╭─ Supplied information
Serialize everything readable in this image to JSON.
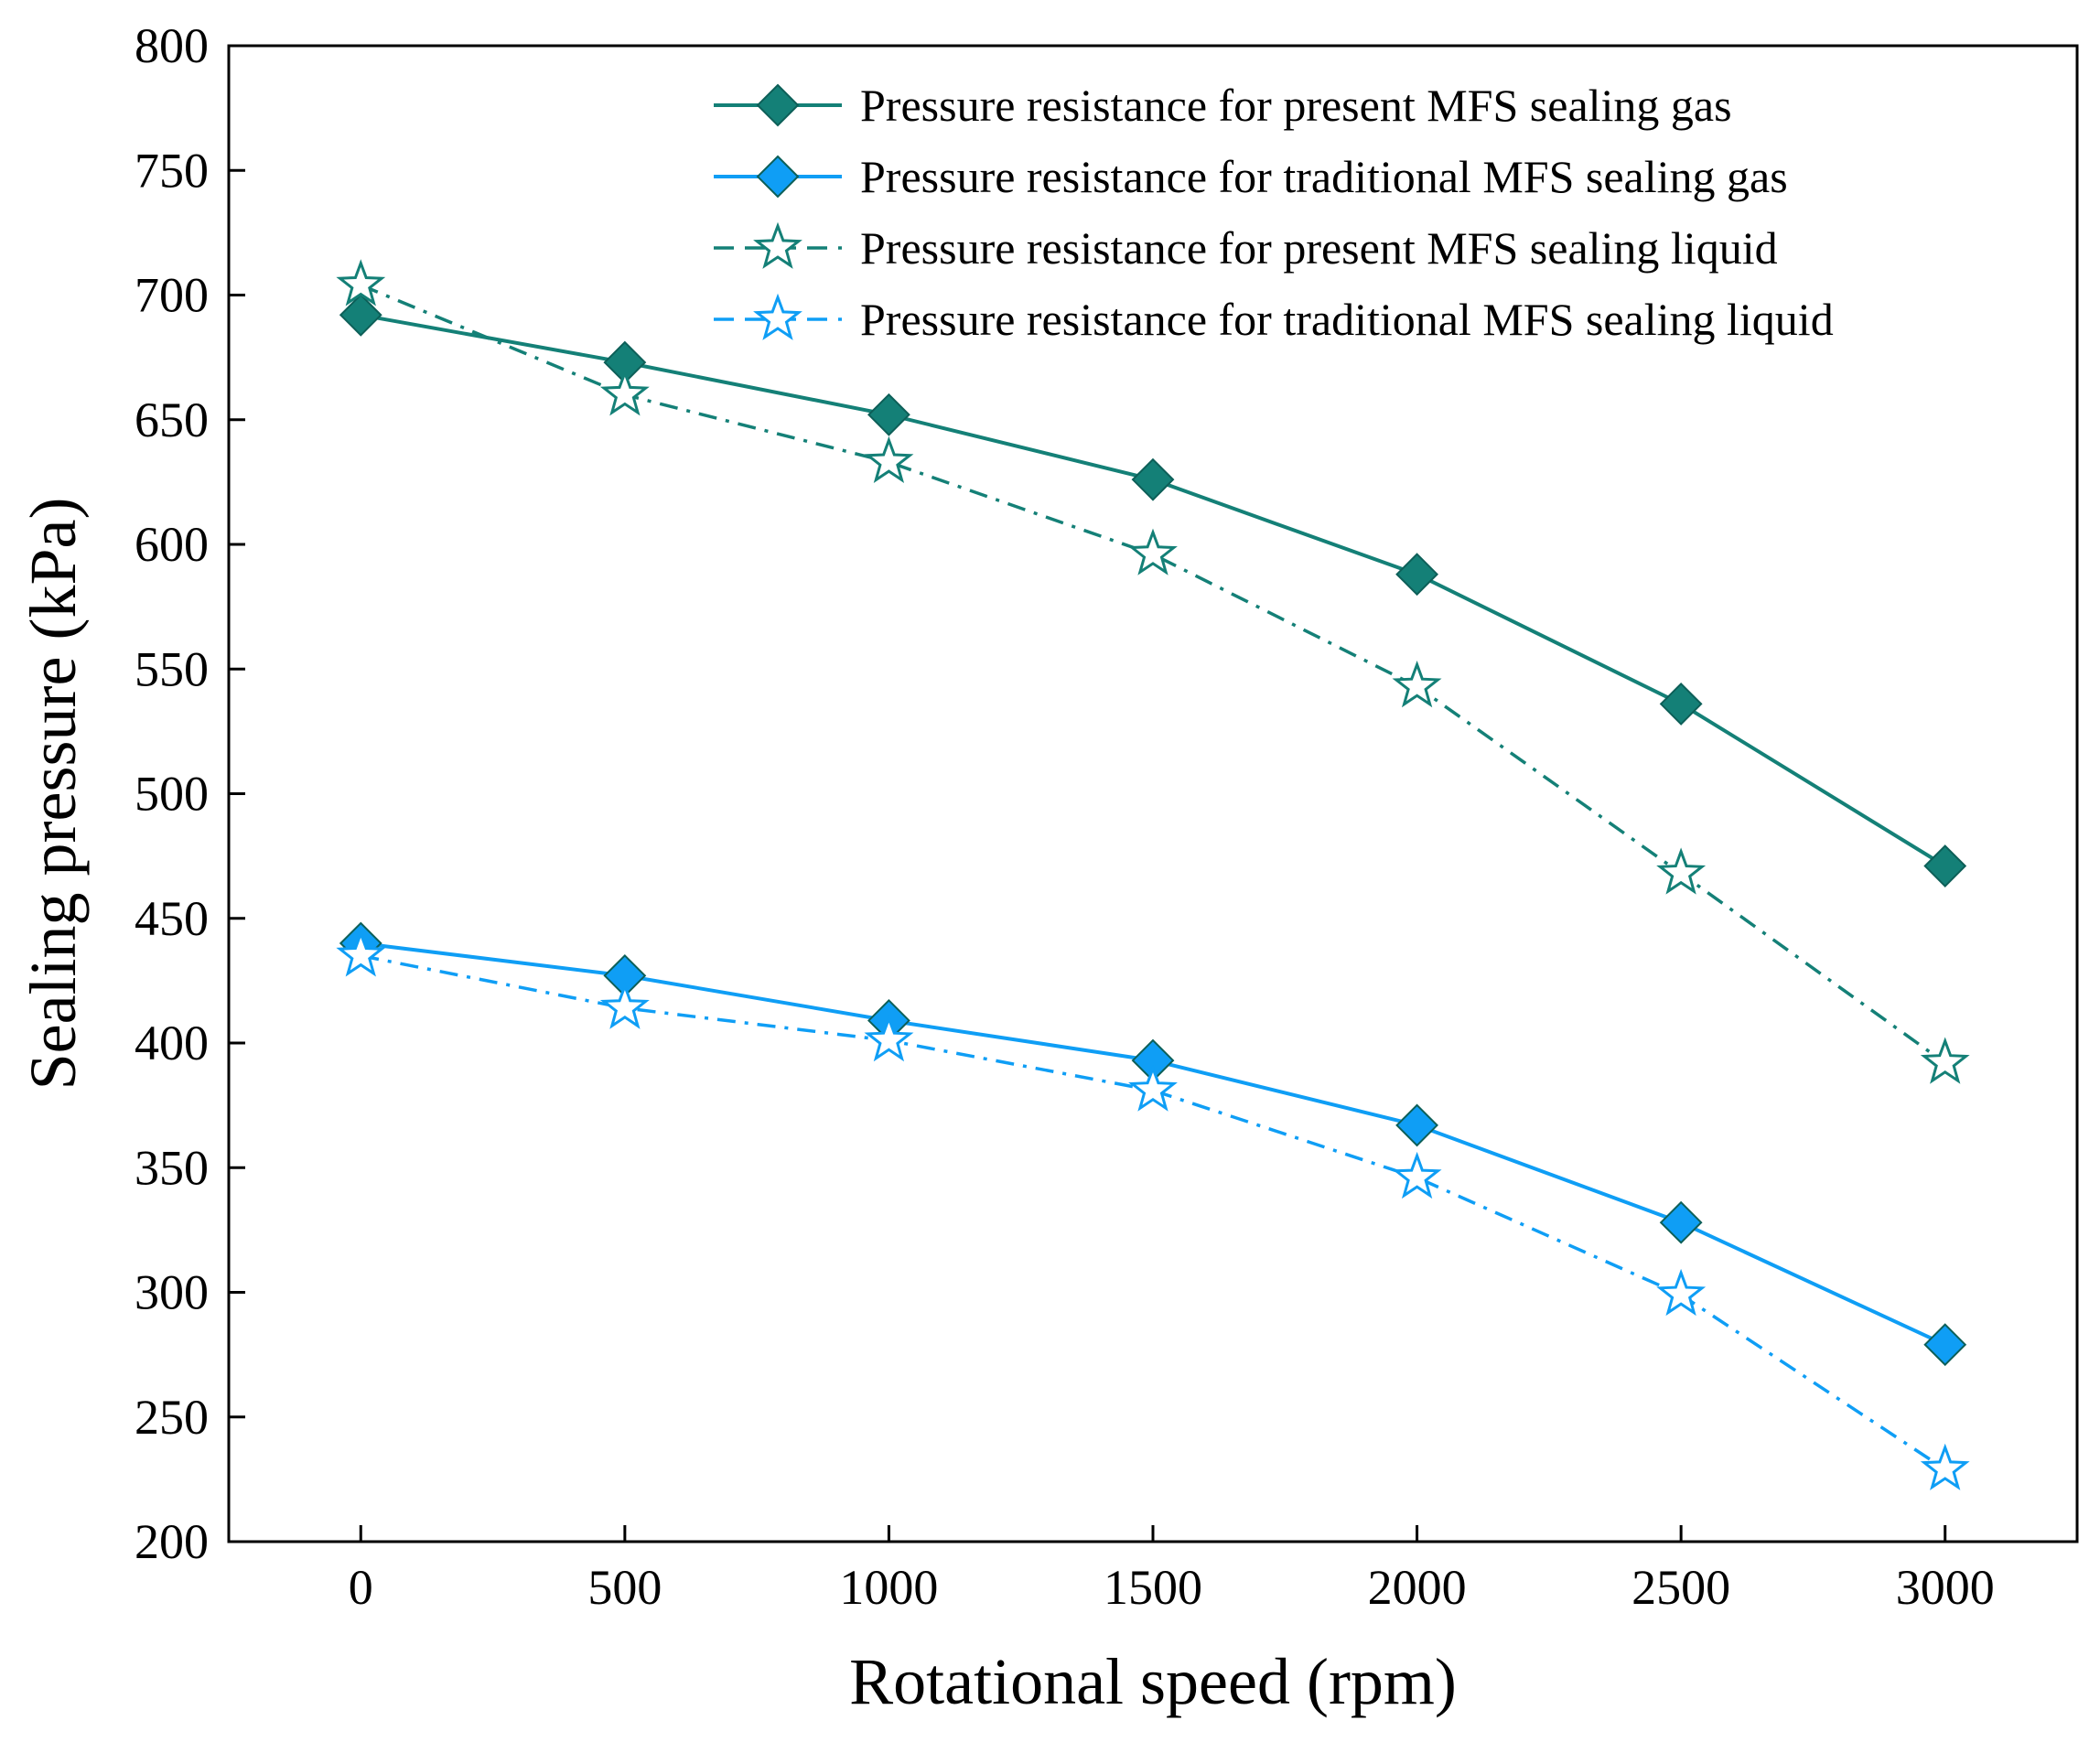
{
  "chart_data": {
    "type": "line",
    "xlabel": "Rotational speed (rpm)",
    "ylabel": "Sealing pressure (kPa)",
    "x": [
      0,
      500,
      1000,
      1500,
      2000,
      2500,
      3000
    ],
    "xlim": [
      -250,
      3250
    ],
    "ylim": [
      200,
      800
    ],
    "xticks": [
      "0",
      "500",
      "1000",
      "1500",
      "2000",
      "2500",
      "3000"
    ],
    "yticks": [
      "200",
      "250",
      "300",
      "350",
      "400",
      "450",
      "500",
      "550",
      "600",
      "650",
      "700",
      "750",
      "800"
    ],
    "grid": false,
    "legend_position": "top-right",
    "series": [
      {
        "name": "Pressure resistance for present MFS sealing gas",
        "values": [
          692,
          673,
          652,
          626,
          588,
          536,
          471
        ],
        "color": "#148077",
        "line_style": "solid",
        "marker": "diamond-filled"
      },
      {
        "name": "Pressure resistance for traditional MFS sealing gas",
        "values": [
          440,
          427,
          409,
          393,
          367,
          328,
          279
        ],
        "color": "#0f9ef5",
        "line_style": "solid",
        "marker": "diamond-filled"
      },
      {
        "name": "Pressure resistance for present MFS sealing liquid",
        "values": [
          704,
          660,
          633,
          596,
          543,
          468,
          392
        ],
        "color": "#148077",
        "line_style": "dash-dot",
        "marker": "star-open"
      },
      {
        "name": "Pressure resistance for traditional MFS sealing liquid",
        "values": [
          435,
          414,
          401,
          381,
          346,
          299,
          229
        ],
        "color": "#0f9ef5",
        "line_style": "dash-dot",
        "marker": "star-open"
      }
    ]
  }
}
╰─
The data above needs to be retyped exactly, with the images left out.

_Output:_
Serialize everything readable in this image to JSON.
{
  "chart_data": {
    "type": "line",
    "xlabel": "Rotational speed (rpm)",
    "ylabel": "Sealing pressure (kPa)",
    "x": [
      0,
      500,
      1000,
      1500,
      2000,
      2500,
      3000
    ],
    "xlim": [
      -250,
      3250
    ],
    "ylim": [
      200,
      800
    ],
    "xticks": [
      "0",
      "500",
      "1000",
      "1500",
      "2000",
      "2500",
      "3000"
    ],
    "yticks": [
      "200",
      "250",
      "300",
      "350",
      "400",
      "450",
      "500",
      "550",
      "600",
      "650",
      "700",
      "750",
      "800"
    ],
    "grid": false,
    "legend_position": "top-right",
    "series": [
      {
        "name": "Pressure resistance for present MFS sealing gas",
        "values": [
          692,
          673,
          652,
          626,
          588,
          536,
          471
        ],
        "color": "#148077",
        "line_style": "solid",
        "marker": "diamond-filled"
      },
      {
        "name": "Pressure resistance for traditional MFS sealing gas",
        "values": [
          440,
          427,
          409,
          393,
          367,
          328,
          279
        ],
        "color": "#0f9ef5",
        "line_style": "solid",
        "marker": "diamond-filled"
      },
      {
        "name": "Pressure resistance for present MFS sealing liquid",
        "values": [
          704,
          660,
          633,
          596,
          543,
          468,
          392
        ],
        "color": "#148077",
        "line_style": "dash-dot",
        "marker": "star-open"
      },
      {
        "name": "Pressure resistance for traditional MFS sealing liquid",
        "values": [
          435,
          414,
          401,
          381,
          346,
          299,
          229
        ],
        "color": "#0f9ef5",
        "line_style": "dash-dot",
        "marker": "star-open"
      }
    ]
  }
}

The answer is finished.